Your goal:
The listing below is to be output in its exact form.

Records for this task:
►

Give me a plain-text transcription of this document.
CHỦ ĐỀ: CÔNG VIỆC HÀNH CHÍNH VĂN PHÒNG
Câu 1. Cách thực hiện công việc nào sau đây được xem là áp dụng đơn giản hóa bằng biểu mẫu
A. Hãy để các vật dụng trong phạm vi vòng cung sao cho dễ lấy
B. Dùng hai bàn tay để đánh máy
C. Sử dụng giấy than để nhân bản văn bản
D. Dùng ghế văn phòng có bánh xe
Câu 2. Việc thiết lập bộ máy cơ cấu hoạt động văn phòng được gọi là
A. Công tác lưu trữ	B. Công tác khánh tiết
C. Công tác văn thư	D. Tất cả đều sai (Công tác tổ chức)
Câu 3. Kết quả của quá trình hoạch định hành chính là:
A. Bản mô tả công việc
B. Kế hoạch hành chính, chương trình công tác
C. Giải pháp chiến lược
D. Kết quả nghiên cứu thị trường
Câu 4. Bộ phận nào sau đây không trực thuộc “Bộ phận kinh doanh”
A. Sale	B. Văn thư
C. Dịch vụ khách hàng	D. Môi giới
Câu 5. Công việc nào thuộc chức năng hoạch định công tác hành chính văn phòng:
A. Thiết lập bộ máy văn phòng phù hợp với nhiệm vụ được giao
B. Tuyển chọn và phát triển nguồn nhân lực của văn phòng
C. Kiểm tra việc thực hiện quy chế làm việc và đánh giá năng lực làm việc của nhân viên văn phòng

◄

Exercise solution:
Give me a plain-text transcription of this document.
CHỦ ĐỀ: CÔNG VIỆC HÀNH CHÍNH VĂN PHÒNG
Câu 1. Cách thực hiện công việc nào sau đây được xem là áp dụng đơn giản hóa bằng biểu mẫu
A. Hãy để các vật dụng trong phạm vi vòng cung sao cho dễ lấy
B. Dùng hai bàn tay để đánh máy
C. Sử dụng giấy than để nhân bản văn bản
D. Dùng ghế văn phòng có bánh xe
Câu 2. Việc thiết lập bộ máy cơ cấu hoạt động văn phòng được gọi là
A. Công tác lưu trữ	B. Công tác khánh tiết
C. Công tác văn thư	D. Tất cả đều sai (Công tác tổ chức)
Câu 3. Kết quả của quá trình hoạch định hành chính là:
A. Bản mô tả công việc
B. Kế hoạch hành chính, chương trình công tác
C. Giải pháp chiến lược
D. Kết quả nghiên cứu thị trường
Câu 4. Bộ phận nào sau đây không trực thuộc “Bộ phận kinh doanh”
A. Sale	B. Văn thư
C. Dịch vụ khách hàng	D. Môi giới
Câu 5. Công việc nào thuộc chức năng hoạch định công tác hành chính văn phòng:
A. Thiết lập bộ máy văn phòng phù hợp với nhiệm vụ được giao
B. Tuyển chọn và phát triển nguồn nhân lực của văn phòng
C. Kiểm tra việc thực hiện quy chế làm việc và đánh giá năng lực làm việc của nhân viên văn phòng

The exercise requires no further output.